**Description of the task**
Reproduce each line of the material exactly, minus any picture.

-- start Material provided --

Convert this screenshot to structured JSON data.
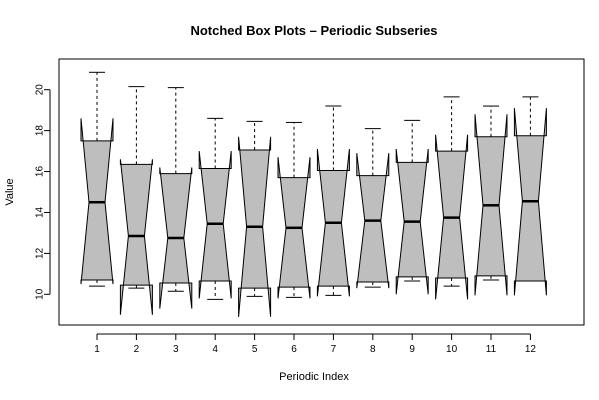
{
  "chart_data": {
    "type": "notched-box",
    "title": "Notched Box Plots – Periodic Subseries",
    "xlabel": "Periodic Index",
    "ylabel": "Value",
    "ylim": [
      8.5,
      21.5
    ],
    "yticks": [
      10,
      12,
      14,
      16,
      18,
      20
    ],
    "box_fill": "#bebebe",
    "categories": [
      "1",
      "2",
      "3",
      "4",
      "5",
      "6",
      "7",
      "8",
      "9",
      "10",
      "11",
      "12"
    ],
    "boxes": [
      {
        "min": 10.4,
        "q1": 10.7,
        "median": 14.5,
        "q3": 17.5,
        "max": 20.85,
        "notch_low": 10.5,
        "notch_high": 18.6
      },
      {
        "min": 10.3,
        "q1": 10.45,
        "median": 12.85,
        "q3": 16.35,
        "max": 20.15,
        "notch_low": 9.0,
        "notch_high": 16.6
      },
      {
        "min": 10.15,
        "q1": 10.55,
        "median": 12.75,
        "q3": 15.9,
        "max": 20.1,
        "notch_low": 9.3,
        "notch_high": 16.2
      },
      {
        "min": 9.75,
        "q1": 10.65,
        "median": 13.45,
        "q3": 16.15,
        "max": 18.6,
        "notch_low": 9.8,
        "notch_high": 17.0
      },
      {
        "min": 9.9,
        "q1": 10.3,
        "median": 13.3,
        "q3": 17.05,
        "max": 18.45,
        "notch_low": 8.9,
        "notch_high": 17.7
      },
      {
        "min": 9.85,
        "q1": 10.35,
        "median": 13.25,
        "q3": 15.7,
        "max": 18.4,
        "notch_low": 9.8,
        "notch_high": 16.7
      },
      {
        "min": 9.95,
        "q1": 10.4,
        "median": 13.5,
        "q3": 16.05,
        "max": 19.2,
        "notch_low": 9.9,
        "notch_high": 17.1
      },
      {
        "min": 10.35,
        "q1": 10.6,
        "median": 13.6,
        "q3": 15.8,
        "max": 18.1,
        "notch_low": 10.3,
        "notch_high": 16.9
      },
      {
        "min": 10.65,
        "q1": 10.85,
        "median": 13.55,
        "q3": 16.45,
        "max": 18.5,
        "notch_low": 10.0,
        "notch_high": 17.1
      },
      {
        "min": 10.4,
        "q1": 10.8,
        "median": 13.75,
        "q3": 17.0,
        "max": 19.65,
        "notch_low": 9.75,
        "notch_high": 17.8
      },
      {
        "min": 10.7,
        "q1": 10.9,
        "median": 14.35,
        "q3": 17.7,
        "max": 19.2,
        "notch_low": 9.95,
        "notch_high": 18.8
      },
      {
        "min": 10.65,
        "q1": 10.65,
        "median": 14.55,
        "q3": 17.75,
        "max": 19.65,
        "notch_low": 9.95,
        "notch_high": 19.1
      }
    ]
  }
}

-- end Material provided --

**Response to the task**
Convert this screenshot to structured JSON data.
{
  "chart_data": {
    "type": "notched-box",
    "title": "Notched Box Plots – Periodic Subseries",
    "xlabel": "Periodic Index",
    "ylabel": "Value",
    "ylim": [
      8.5,
      21.5
    ],
    "yticks": [
      10,
      12,
      14,
      16,
      18,
      20
    ],
    "box_fill": "#bebebe",
    "categories": [
      "1",
      "2",
      "3",
      "4",
      "5",
      "6",
      "7",
      "8",
      "9",
      "10",
      "11",
      "12"
    ],
    "boxes": [
      {
        "min": 10.4,
        "q1": 10.7,
        "median": 14.5,
        "q3": 17.5,
        "max": 20.85,
        "notch_low": 10.5,
        "notch_high": 18.6
      },
      {
        "min": 10.3,
        "q1": 10.45,
        "median": 12.85,
        "q3": 16.35,
        "max": 20.15,
        "notch_low": 9.0,
        "notch_high": 16.6
      },
      {
        "min": 10.15,
        "q1": 10.55,
        "median": 12.75,
        "q3": 15.9,
        "max": 20.1,
        "notch_low": 9.3,
        "notch_high": 16.2
      },
      {
        "min": 9.75,
        "q1": 10.65,
        "median": 13.45,
        "q3": 16.15,
        "max": 18.6,
        "notch_low": 9.8,
        "notch_high": 17.0
      },
      {
        "min": 9.9,
        "q1": 10.3,
        "median": 13.3,
        "q3": 17.05,
        "max": 18.45,
        "notch_low": 8.9,
        "notch_high": 17.7
      },
      {
        "min": 9.85,
        "q1": 10.35,
        "median": 13.25,
        "q3": 15.7,
        "max": 18.4,
        "notch_low": 9.8,
        "notch_high": 16.7
      },
      {
        "min": 9.95,
        "q1": 10.4,
        "median": 13.5,
        "q3": 16.05,
        "max": 19.2,
        "notch_low": 9.9,
        "notch_high": 17.1
      },
      {
        "min": 10.35,
        "q1": 10.6,
        "median": 13.6,
        "q3": 15.8,
        "max": 18.1,
        "notch_low": 10.3,
        "notch_high": 16.9
      },
      {
        "min": 10.65,
        "q1": 10.85,
        "median": 13.55,
        "q3": 16.45,
        "max": 18.5,
        "notch_low": 10.0,
        "notch_high": 17.1
      },
      {
        "min": 10.4,
        "q1": 10.8,
        "median": 13.75,
        "q3": 17.0,
        "max": 19.65,
        "notch_low": 9.75,
        "notch_high": 17.8
      },
      {
        "min": 10.7,
        "q1": 10.9,
        "median": 14.35,
        "q3": 17.7,
        "max": 19.2,
        "notch_low": 9.95,
        "notch_high": 18.8
      },
      {
        "min": 10.65,
        "q1": 10.65,
        "median": 14.55,
        "q3": 17.75,
        "max": 19.65,
        "notch_low": 9.95,
        "notch_high": 19.1
      }
    ]
  }
}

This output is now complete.